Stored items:
---
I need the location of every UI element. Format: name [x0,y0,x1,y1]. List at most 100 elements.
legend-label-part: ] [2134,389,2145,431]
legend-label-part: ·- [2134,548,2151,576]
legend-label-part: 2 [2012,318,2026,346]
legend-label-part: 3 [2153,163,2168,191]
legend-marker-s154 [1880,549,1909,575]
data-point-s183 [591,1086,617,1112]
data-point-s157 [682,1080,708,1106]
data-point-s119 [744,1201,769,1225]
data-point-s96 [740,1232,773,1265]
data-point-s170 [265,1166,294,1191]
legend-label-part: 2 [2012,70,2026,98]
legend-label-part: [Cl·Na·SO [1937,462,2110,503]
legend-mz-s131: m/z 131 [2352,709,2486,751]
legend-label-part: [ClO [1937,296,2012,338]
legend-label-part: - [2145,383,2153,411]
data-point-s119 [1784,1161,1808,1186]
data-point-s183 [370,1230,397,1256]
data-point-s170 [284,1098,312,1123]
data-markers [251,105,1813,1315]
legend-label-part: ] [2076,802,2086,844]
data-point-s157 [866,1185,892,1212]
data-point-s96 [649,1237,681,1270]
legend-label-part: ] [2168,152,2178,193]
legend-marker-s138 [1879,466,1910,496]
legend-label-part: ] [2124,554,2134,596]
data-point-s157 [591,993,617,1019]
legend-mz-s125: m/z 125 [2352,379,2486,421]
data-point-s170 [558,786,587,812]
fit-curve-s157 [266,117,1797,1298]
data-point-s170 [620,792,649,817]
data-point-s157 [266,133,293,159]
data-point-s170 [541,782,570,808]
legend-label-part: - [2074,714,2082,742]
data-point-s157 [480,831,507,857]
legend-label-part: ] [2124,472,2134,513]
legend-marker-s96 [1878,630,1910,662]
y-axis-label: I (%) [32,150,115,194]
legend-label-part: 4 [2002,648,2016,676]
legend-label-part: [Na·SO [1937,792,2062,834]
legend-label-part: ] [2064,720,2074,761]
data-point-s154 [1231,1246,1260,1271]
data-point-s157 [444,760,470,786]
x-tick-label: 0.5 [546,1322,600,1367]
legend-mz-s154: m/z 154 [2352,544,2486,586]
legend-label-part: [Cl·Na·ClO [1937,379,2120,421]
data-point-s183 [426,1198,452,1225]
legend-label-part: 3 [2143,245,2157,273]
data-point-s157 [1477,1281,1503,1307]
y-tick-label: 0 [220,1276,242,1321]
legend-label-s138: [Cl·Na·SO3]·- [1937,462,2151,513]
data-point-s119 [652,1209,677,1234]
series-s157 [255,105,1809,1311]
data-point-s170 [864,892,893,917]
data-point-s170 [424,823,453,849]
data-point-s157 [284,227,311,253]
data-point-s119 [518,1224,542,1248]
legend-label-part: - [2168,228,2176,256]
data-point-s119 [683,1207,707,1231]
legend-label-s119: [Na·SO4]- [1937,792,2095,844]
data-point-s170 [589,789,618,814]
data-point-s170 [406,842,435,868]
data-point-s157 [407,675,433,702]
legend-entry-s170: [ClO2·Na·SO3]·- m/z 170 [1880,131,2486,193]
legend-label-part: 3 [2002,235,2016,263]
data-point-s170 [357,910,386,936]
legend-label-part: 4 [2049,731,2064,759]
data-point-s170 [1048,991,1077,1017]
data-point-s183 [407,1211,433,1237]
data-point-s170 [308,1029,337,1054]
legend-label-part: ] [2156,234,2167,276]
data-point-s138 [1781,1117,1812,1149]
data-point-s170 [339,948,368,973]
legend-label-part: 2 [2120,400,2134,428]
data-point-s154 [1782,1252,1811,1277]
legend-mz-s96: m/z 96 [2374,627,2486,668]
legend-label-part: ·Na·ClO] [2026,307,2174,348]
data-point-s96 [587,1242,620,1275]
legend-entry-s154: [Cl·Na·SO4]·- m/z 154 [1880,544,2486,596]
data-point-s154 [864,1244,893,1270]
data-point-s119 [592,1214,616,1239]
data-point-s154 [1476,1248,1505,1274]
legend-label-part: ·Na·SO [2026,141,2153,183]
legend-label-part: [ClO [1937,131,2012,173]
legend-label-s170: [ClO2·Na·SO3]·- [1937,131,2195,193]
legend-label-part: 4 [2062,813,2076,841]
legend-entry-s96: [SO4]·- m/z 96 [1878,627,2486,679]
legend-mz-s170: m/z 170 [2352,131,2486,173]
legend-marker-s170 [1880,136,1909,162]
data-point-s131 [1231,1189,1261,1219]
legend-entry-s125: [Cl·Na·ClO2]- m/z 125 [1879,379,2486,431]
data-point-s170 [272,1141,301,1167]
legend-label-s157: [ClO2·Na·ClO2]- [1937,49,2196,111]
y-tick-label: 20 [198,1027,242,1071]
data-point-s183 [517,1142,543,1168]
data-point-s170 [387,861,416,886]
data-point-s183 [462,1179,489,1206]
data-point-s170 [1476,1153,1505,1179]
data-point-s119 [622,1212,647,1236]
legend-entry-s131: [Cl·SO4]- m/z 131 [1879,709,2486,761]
---
Lay out the lines of the material as a JSON list of strings, with each line as its own string and blank lines omitted.

THE COMPLETED TASK:
[
  "I need the location of every UI element. Format: name [x0,y0,x1,y1]. List at most 100 elements.",
  "legend-label-part: ] [2134,389,2145,431]",
  "legend-label-part: ·- [2134,548,2151,576]",
  "legend-label-part: 2 [2012,318,2026,346]",
  "legend-label-part: 3 [2153,163,2168,191]",
  "legend-marker-s154 [1880,549,1909,575]",
  "data-point-s183 [591,1086,617,1112]",
  "data-point-s157 [682,1080,708,1106]",
  "data-point-s119 [744,1201,769,1225]",
  "data-point-s96 [740,1232,773,1265]",
  "data-point-s170 [265,1166,294,1191]",
  "legend-label-part: 2 [2012,70,2026,98]",
  "legend-label-part: [Cl·Na·SO [1937,462,2110,503]",
  "legend-mz-s131: m/z 131 [2352,709,2486,751]",
  "legend-label-part: [ClO [1937,296,2012,338]",
  "legend-label-part: - [2145,383,2153,411]",
  "data-point-s119 [1784,1161,1808,1186]",
  "data-point-s183 [370,1230,397,1256]",
  "data-point-s170 [284,1098,312,1123]",
  "data-markers [251,105,1813,1315]",
  "legend-label-part: ] [2076,802,2086,844]",
  "data-point-s157 [866,1185,892,1212]",
  "data-point-s96 [649,1237,681,1270]",
  "legend-label-part: ] [2168,152,2178,193]",
  "legend-marker-s138 [1879,466,1910,496]",
  "legend-label-part: ] [2124,554,2134,596]",
  "data-point-s157 [591,993,617,1019]",
  "legend-mz-s125: m/z 125 [2352,379,2486,421]",
  "data-point-s170 [558,786,587,812]",
  "fit-curve-s157 [266,117,1797,1298]",
  "data-point-s170 [620,792,649,817]",
  "data-point-s157 [266,133,293,159]",
  "data-point-s170 [541,782,570,808]",
  "legend-label-part: - [2074,714,2082,742]",
  "data-point-s157 [480,831,507,857]",
  "legend-label-part: ] [2124,472,2134,513]",
  "legend-marker-s96 [1878,630,1910,662]",
  "y-axis-label: I (%) [32,150,115,194]",
  "legend-label-part: 4 [2002,648,2016,676]",
  "legend-label-part: [Na·SO [1937,792,2062,834]",
  "legend-label-part: ] [2064,720,2074,761]",
  "data-point-s154 [1231,1246,1260,1271]",
  "data-point-s157 [444,760,470,786]",
  "x-tick-label: 0.5 [546,1322,600,1367]",
  "legend-mz-s154: m/z 154 [2352,544,2486,586]",
  "legend-label-part: [Cl·Na·ClO [1937,379,2120,421]",
  "data-point-s183 [426,1198,452,1225]",
  "legend-label-part: 3 [2143,245,2157,273]",
  "data-point-s157 [1477,1281,1503,1307]",
  "y-tick-label: 0 [220,1276,242,1321]",
  "legend-label-s138: [Cl·Na·SO3]·- [1937,462,2151,513]",
  "data-point-s119 [652,1209,677,1234]",
  "series-s157 [255,105,1809,1311]",
  "data-point-s170 [864,892,893,917]",
  "data-point-s170 [424,823,453,849]",
  "data-point-s157 [284,227,311,253]",
  "data-point-s119 [518,1224,542,1248]",
  "legend-label-part: - [2168,228,2176,256]",
  "data-point-s119 [683,1207,707,1231]",
  "legend-label-s119: [Na·SO4]- [1937,792,2095,844]",
  "data-point-s170 [589,789,618,814]",
  "data-point-s170 [406,842,435,868]",
  "data-point-s157 [407,675,433,702]",
  "legend-entry-s170: [ClO2·Na·SO3]·- m/z 170 [1880,131,2486,193]",
  "legend-label-part: 3 [2002,235,2016,263]",
  "data-point-s170 [357,910,386,936]",
  "legend-label-part: 4 [2049,731,2064,759]",
  "data-point-s170 [1048,991,1077,1017]",
  "data-point-s183 [407,1211,433,1237]",
  "data-point-s170 [308,1029,337,1054]",
  "legend-label-part: ] [2156,234,2167,276]",
  "data-point-s138 [1781,1117,1812,1149]",
  "data-point-s170 [339,948,368,973]",
  "legend-label-part: 2 [2120,400,2134,428]",
  "data-point-s154 [1782,1252,1811,1277]",
  "legend-mz-s96: m/z 96 [2374,627,2486,668]",
  "legend-label-part: ·Na·ClO] [2026,307,2174,348]",
  "data-point-s96 [587,1242,620,1275]",
  "legend-entry-s154: [Cl·Na·SO4]·- m/z 154 [1880,544,2486,596]",
  "data-point-s154 [864,1244,893,1270]",
  "data-point-s119 [592,1214,616,1239]",
  "data-point-s154 [1476,1248,1505,1274]",
  "legend-label-part: ·Na·SO [2026,141,2153,183]",
  "legend-label-part: [ClO [1937,131,2012,173]",
  "legend-label-s170: [ClO2·Na·SO3]·- [1937,131,2195,193]",
  "legend-label-part: 4 [2062,813,2076,841]",
  "legend-entry-s96: [SO4]·- m/z 96 [1878,627,2486,679]",
  "legend-mz-s170: m/z 170 [2352,131,2486,173]",
  "legend-marker-s170 [1880,136,1909,162]",
  "data-point-s131 [1231,1189,1261,1219]",
  "legend-entry-s125: [Cl·Na·ClO2]- m/z 125 [1879,379,2486,431]",
  "data-point-s170 [272,1141,301,1167]",
  "legend-label-s157: [ClO2·Na·ClO2]- [1937,49,2196,111]",
  "y-tick-label: 20 [198,1027,242,1071]",
  "data-point-s183 [517,1142,543,1168]",
  "data-point-s170 [387,861,416,886]",
  "data-point-s183 [462,1179,489,1206]",
  "data-point-s170 [1476,1153,1505,1179]",
  "data-point-s119 [622,1212,647,1236]",
  "legend-entry-s131: [Cl·SO4]- m/z 131 [1879,709,2486,761]"
]